Material for the task:

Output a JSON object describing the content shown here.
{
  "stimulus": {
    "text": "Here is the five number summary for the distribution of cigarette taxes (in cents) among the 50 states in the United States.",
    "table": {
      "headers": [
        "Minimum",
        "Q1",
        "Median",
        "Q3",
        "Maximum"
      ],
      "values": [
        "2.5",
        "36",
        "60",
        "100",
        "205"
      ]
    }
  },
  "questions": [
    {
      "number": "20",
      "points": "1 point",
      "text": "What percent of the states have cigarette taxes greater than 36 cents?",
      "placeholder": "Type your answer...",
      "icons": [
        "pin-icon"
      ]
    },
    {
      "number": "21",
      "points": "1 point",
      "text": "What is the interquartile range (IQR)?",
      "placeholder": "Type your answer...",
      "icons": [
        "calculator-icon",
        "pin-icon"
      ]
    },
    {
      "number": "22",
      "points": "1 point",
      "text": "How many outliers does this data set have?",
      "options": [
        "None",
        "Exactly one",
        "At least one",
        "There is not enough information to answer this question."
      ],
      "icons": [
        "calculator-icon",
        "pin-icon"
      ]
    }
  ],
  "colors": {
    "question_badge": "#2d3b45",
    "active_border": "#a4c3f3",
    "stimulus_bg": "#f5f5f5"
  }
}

Task statement: All entries shown above should be printed again exactly.

Worked answer:
Output a JSON object describing the content shown here.
{
  "stimulus": {
    "text": "Here is the five number summary for the distribution of cigarette taxes (in cents) among the 50 states in the United States.",
    "table": {
      "headers": [
        "Minimum",
        "Q1",
        "Median",
        "Q3",
        "Maximum"
      ],
      "values": [
        "2.5",
        "36",
        "60",
        "100",
        "205"
      ]
    }
  },
  "questions": [
    {
      "number": "20",
      "points": "1 point",
      "text": "What percent of the states have cigarette taxes greater than 36 cents?",
      "placeholder": "Type your answer...",
      "icons": [
        "pin-icon"
      ]
    },
    {
      "number": "21",
      "points": "1 point",
      "text": "What is the interquartile range (IQR)?",
      "placeholder": "Type your answer...",
      "icons": [
        "calculator-icon",
        "pin-icon"
      ]
    },
    {
      "number": "22",
      "points": "1 point",
      "text": "How many outliers does this data set have?",
      "options": [
        "None",
        "Exactly one",
        "At least one",
        "There is not enough information to answer this question."
      ],
      "icons": [
        "calculator-icon",
        "pin-icon"
      ]
    }
  ],
  "colors": {
    "question_badge": "#2d3b45",
    "active_border": "#a4c3f3",
    "stimulus_bg": "#f5f5f5"
  }
}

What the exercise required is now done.